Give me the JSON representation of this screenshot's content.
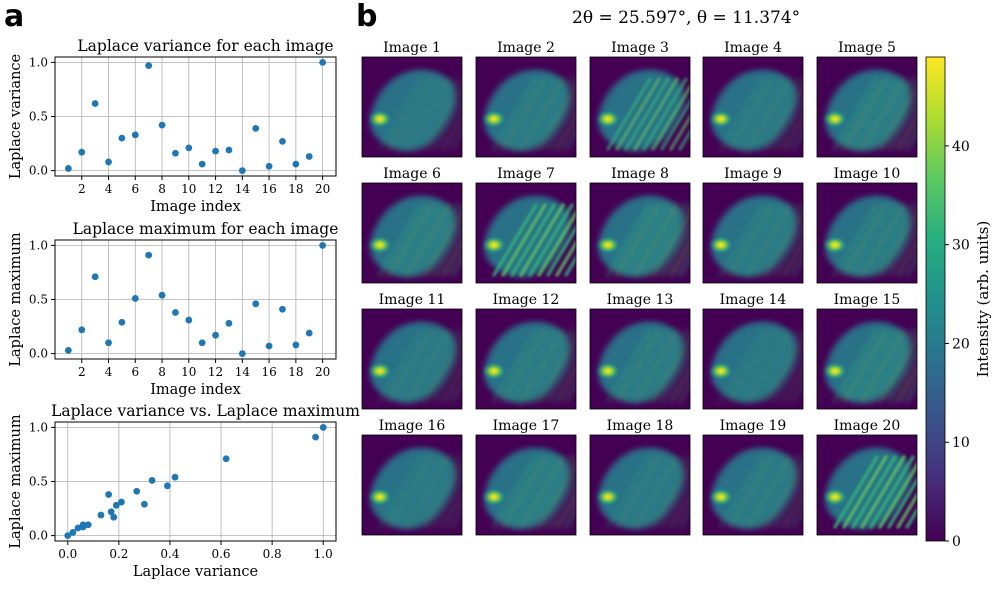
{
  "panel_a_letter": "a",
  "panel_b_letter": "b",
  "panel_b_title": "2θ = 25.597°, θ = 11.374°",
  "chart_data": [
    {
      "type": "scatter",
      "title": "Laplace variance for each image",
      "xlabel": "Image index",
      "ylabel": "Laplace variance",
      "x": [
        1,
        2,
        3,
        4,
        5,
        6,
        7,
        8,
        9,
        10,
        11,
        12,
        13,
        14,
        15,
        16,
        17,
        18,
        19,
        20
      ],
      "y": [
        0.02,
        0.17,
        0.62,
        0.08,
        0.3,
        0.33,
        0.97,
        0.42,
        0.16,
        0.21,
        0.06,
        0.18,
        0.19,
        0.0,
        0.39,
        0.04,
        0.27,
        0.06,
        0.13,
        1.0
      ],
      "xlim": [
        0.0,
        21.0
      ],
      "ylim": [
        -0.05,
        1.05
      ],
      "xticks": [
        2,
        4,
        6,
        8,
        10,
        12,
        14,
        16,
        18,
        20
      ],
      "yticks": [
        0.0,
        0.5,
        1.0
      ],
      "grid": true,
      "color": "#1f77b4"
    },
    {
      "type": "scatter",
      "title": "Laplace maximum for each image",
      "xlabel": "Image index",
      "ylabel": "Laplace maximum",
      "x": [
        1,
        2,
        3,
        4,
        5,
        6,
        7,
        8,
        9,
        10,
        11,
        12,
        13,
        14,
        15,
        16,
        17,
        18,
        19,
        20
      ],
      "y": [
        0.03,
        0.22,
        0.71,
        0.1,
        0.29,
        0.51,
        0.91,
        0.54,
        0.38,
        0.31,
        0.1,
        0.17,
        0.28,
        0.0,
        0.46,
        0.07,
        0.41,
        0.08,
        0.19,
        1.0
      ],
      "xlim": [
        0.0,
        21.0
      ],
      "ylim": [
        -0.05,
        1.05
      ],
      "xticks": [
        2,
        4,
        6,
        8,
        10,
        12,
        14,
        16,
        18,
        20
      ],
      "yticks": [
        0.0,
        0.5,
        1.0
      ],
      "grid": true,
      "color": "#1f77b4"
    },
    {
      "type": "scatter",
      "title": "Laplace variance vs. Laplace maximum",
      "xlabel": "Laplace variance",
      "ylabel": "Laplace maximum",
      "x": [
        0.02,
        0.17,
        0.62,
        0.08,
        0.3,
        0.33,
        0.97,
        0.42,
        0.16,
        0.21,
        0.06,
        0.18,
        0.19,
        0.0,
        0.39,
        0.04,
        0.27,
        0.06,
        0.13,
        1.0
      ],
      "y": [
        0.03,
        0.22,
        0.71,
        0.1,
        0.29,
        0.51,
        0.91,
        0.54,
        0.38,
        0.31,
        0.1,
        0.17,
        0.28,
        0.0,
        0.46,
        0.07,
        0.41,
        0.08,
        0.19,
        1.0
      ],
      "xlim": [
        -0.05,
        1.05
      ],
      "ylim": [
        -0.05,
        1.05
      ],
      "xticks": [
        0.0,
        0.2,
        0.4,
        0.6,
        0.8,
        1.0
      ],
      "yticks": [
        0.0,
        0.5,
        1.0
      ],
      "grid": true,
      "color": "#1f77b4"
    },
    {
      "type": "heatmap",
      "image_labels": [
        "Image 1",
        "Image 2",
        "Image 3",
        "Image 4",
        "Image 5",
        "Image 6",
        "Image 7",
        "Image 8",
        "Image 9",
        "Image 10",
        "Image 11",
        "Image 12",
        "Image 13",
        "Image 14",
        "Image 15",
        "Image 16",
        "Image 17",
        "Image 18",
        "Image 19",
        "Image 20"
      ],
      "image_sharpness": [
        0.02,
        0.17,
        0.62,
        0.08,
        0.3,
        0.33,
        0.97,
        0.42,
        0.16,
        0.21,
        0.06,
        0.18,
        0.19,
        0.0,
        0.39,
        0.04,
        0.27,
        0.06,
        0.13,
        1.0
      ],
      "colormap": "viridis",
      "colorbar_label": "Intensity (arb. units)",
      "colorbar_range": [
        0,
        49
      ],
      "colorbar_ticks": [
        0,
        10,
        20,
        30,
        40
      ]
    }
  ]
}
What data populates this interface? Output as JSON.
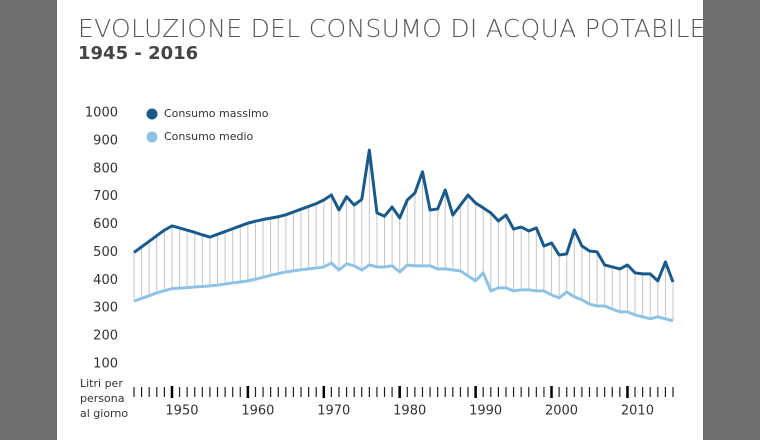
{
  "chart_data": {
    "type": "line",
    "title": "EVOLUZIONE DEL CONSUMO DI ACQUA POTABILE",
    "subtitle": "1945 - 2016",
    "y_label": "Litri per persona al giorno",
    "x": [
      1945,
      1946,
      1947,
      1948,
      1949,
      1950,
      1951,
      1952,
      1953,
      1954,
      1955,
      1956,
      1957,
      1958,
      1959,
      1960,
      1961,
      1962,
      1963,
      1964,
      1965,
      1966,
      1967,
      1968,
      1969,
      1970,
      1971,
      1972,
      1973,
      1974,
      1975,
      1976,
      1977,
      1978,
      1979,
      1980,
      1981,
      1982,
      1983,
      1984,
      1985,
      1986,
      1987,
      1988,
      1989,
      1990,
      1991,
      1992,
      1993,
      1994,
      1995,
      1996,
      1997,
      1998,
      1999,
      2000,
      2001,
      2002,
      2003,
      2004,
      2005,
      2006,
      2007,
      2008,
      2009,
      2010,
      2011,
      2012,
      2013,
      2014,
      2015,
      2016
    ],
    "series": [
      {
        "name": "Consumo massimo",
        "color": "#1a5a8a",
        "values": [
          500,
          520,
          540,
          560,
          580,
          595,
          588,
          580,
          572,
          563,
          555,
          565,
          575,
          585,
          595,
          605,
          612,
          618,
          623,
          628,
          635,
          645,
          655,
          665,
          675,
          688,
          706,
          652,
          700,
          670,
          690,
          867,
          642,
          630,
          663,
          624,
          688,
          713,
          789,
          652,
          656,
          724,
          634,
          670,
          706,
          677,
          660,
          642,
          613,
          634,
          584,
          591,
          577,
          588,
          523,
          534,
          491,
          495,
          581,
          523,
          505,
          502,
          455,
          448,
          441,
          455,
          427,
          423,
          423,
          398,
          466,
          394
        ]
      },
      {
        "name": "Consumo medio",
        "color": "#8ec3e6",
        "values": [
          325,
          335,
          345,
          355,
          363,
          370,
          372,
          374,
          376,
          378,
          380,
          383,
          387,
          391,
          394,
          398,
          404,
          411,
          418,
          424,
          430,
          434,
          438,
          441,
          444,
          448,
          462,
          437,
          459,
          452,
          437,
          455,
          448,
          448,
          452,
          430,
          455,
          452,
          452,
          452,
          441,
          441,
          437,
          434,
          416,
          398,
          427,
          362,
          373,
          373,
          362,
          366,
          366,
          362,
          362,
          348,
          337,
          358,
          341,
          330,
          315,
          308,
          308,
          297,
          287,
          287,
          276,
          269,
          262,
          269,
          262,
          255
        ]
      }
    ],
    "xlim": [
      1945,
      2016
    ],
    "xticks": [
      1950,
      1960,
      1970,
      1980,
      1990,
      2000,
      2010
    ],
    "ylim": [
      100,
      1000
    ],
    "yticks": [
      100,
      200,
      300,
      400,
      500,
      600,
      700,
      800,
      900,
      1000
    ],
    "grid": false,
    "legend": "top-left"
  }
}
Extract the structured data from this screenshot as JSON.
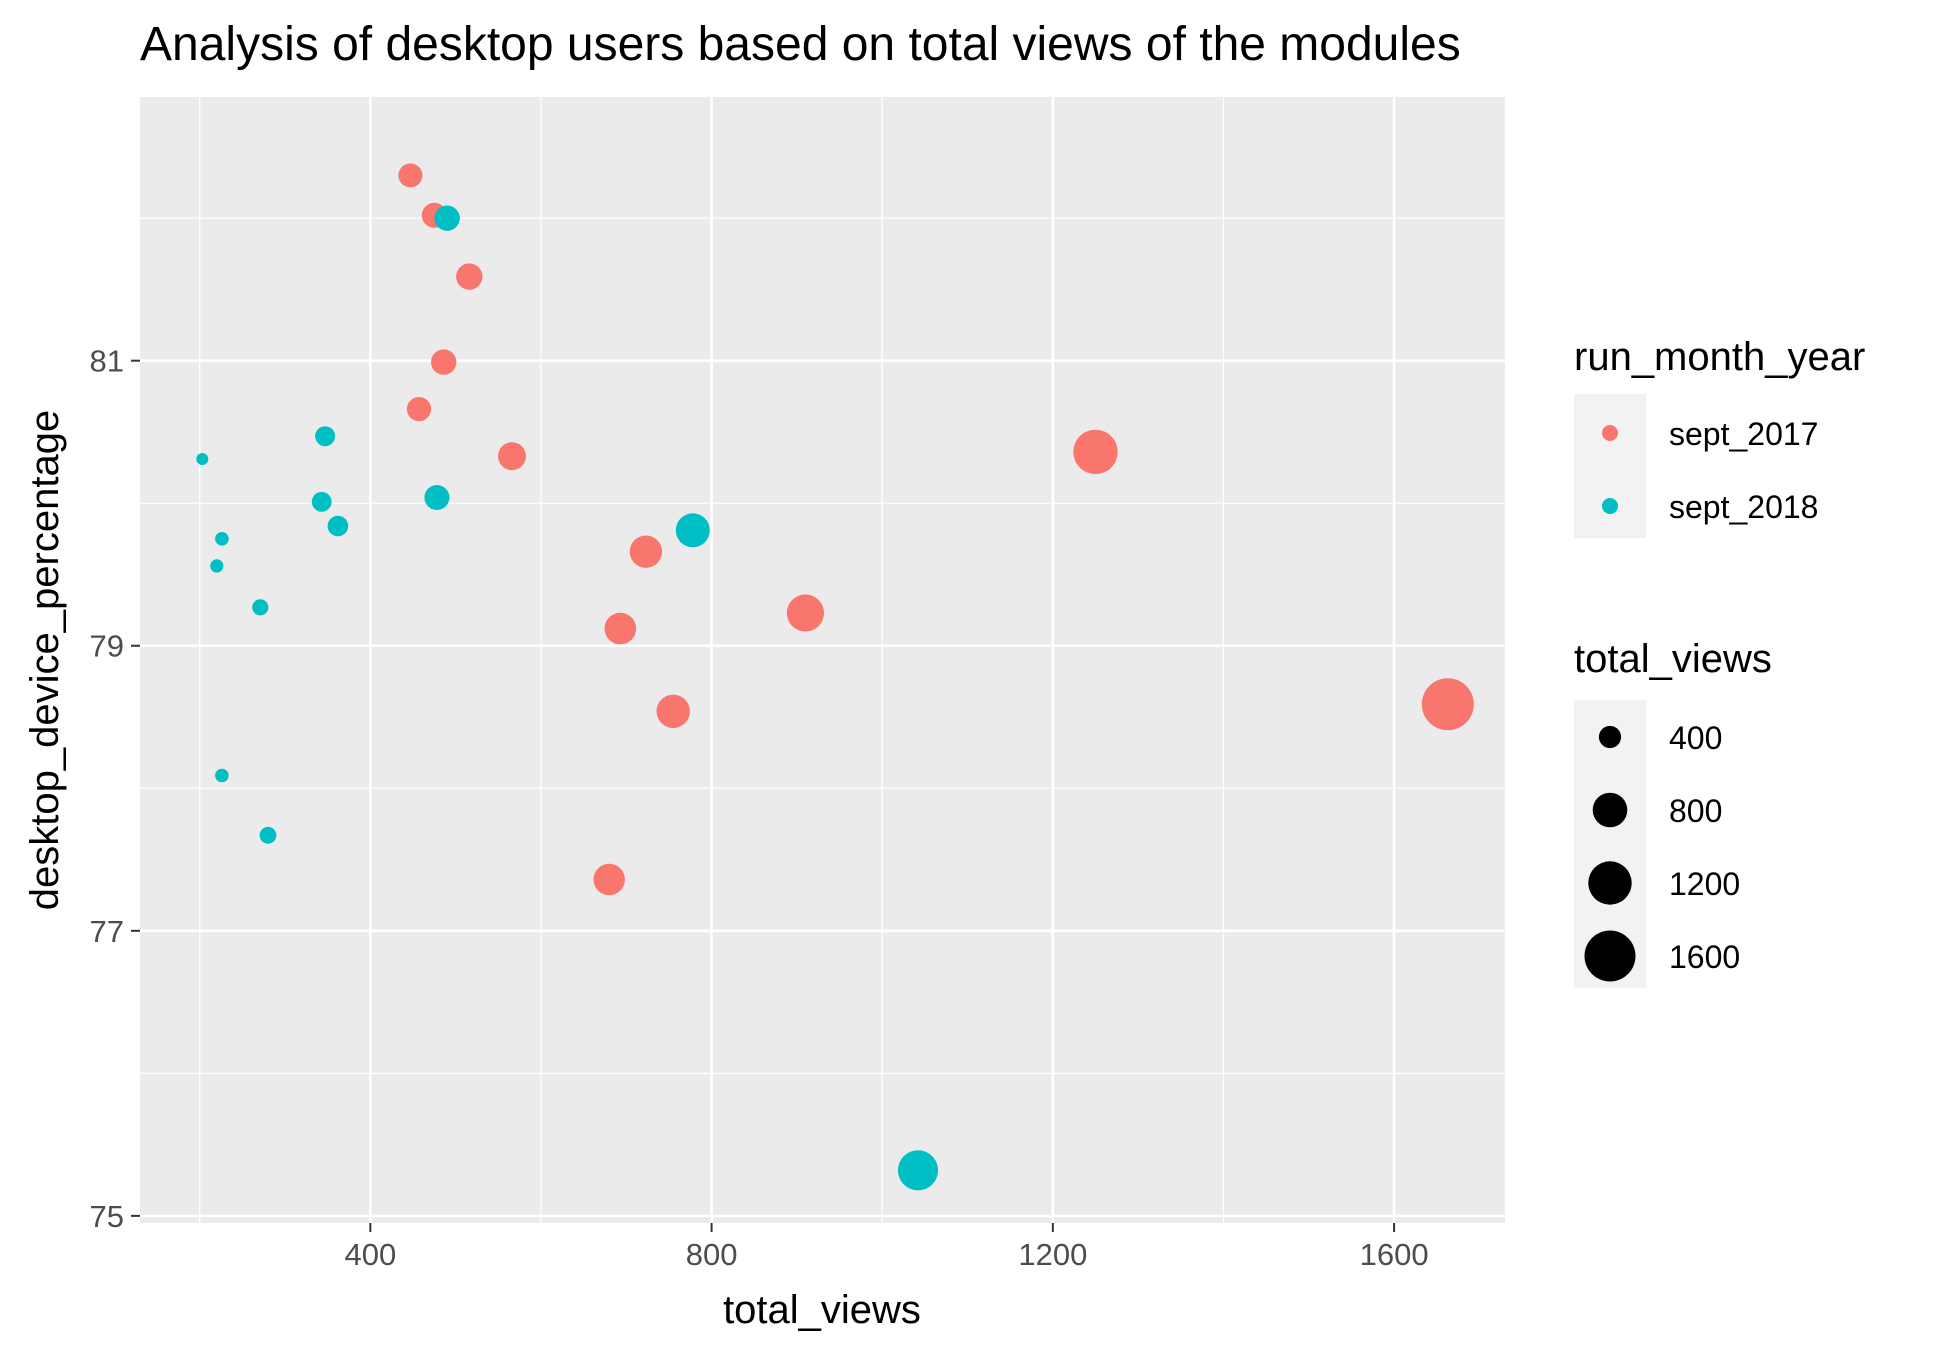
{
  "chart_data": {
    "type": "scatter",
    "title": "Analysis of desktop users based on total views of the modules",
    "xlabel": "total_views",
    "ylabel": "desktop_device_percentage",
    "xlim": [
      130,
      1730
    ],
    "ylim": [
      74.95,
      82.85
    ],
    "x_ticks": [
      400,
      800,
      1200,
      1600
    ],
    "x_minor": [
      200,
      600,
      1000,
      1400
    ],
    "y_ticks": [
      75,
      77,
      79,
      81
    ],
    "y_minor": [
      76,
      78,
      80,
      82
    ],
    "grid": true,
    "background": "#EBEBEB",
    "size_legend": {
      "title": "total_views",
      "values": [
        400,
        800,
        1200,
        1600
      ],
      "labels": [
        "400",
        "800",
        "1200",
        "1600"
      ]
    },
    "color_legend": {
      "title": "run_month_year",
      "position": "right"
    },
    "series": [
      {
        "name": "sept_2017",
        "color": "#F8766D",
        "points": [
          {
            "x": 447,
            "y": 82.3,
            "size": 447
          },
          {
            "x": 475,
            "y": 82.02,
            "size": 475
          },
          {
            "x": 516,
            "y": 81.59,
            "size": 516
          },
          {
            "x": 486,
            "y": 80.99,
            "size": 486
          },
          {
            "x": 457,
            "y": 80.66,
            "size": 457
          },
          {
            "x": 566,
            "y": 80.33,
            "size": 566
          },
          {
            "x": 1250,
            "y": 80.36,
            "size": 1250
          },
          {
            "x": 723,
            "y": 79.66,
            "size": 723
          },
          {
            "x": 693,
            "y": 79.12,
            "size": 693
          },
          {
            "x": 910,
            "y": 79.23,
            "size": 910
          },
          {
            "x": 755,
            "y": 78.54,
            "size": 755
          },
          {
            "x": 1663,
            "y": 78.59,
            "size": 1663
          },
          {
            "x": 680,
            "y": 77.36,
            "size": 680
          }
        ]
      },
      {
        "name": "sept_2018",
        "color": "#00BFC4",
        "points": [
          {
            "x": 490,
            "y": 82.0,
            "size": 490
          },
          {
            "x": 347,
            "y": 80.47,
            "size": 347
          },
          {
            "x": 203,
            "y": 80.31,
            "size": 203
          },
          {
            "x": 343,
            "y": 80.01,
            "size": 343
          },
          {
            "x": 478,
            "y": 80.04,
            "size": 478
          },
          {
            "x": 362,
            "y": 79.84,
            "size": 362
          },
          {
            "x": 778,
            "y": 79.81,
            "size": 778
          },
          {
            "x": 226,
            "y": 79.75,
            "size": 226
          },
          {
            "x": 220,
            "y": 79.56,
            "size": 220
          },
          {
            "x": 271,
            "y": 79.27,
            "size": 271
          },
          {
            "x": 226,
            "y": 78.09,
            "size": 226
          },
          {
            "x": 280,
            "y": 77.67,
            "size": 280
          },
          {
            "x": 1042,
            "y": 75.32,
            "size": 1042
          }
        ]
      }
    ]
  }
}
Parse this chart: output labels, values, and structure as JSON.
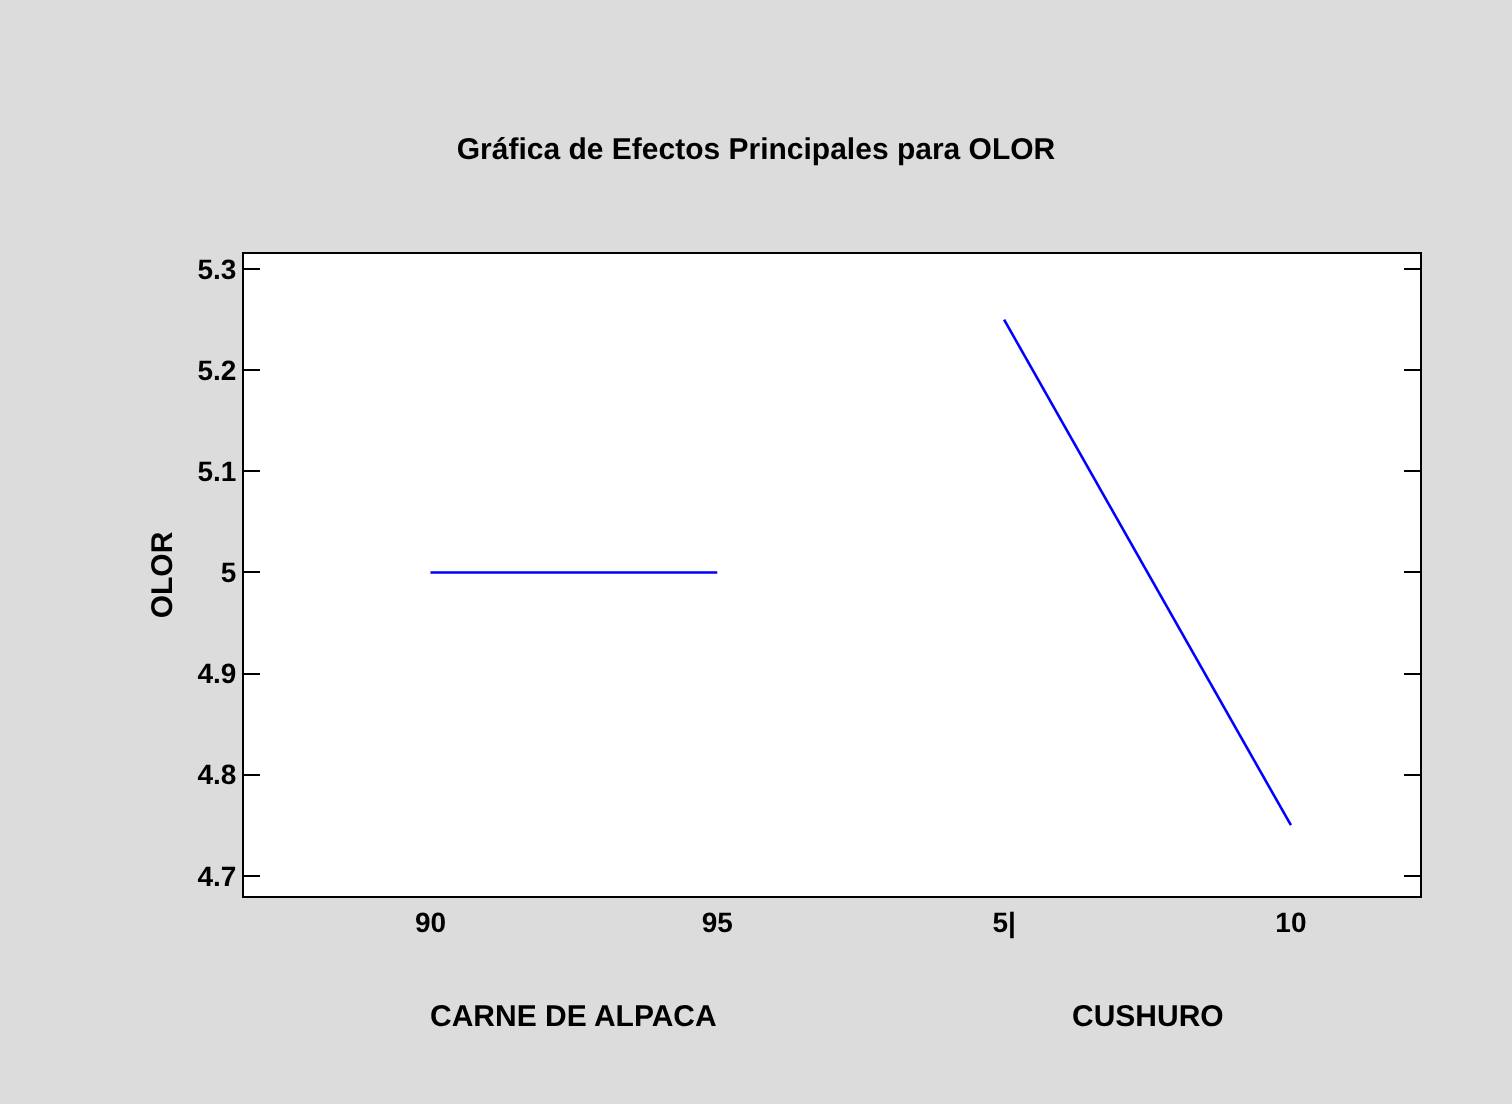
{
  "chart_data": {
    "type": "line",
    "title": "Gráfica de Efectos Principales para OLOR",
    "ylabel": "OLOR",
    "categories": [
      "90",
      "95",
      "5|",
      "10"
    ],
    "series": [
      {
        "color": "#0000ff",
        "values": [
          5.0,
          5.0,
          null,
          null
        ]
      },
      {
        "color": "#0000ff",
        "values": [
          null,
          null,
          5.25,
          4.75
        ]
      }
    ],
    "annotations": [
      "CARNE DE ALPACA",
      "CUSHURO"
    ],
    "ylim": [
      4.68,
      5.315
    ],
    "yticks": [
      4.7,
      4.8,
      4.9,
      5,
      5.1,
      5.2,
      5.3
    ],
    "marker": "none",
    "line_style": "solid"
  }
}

⁂

# What to produce
Say how many lines of the data include the word "Laplace". Nothing other than the number should be given.

# Correct answer
7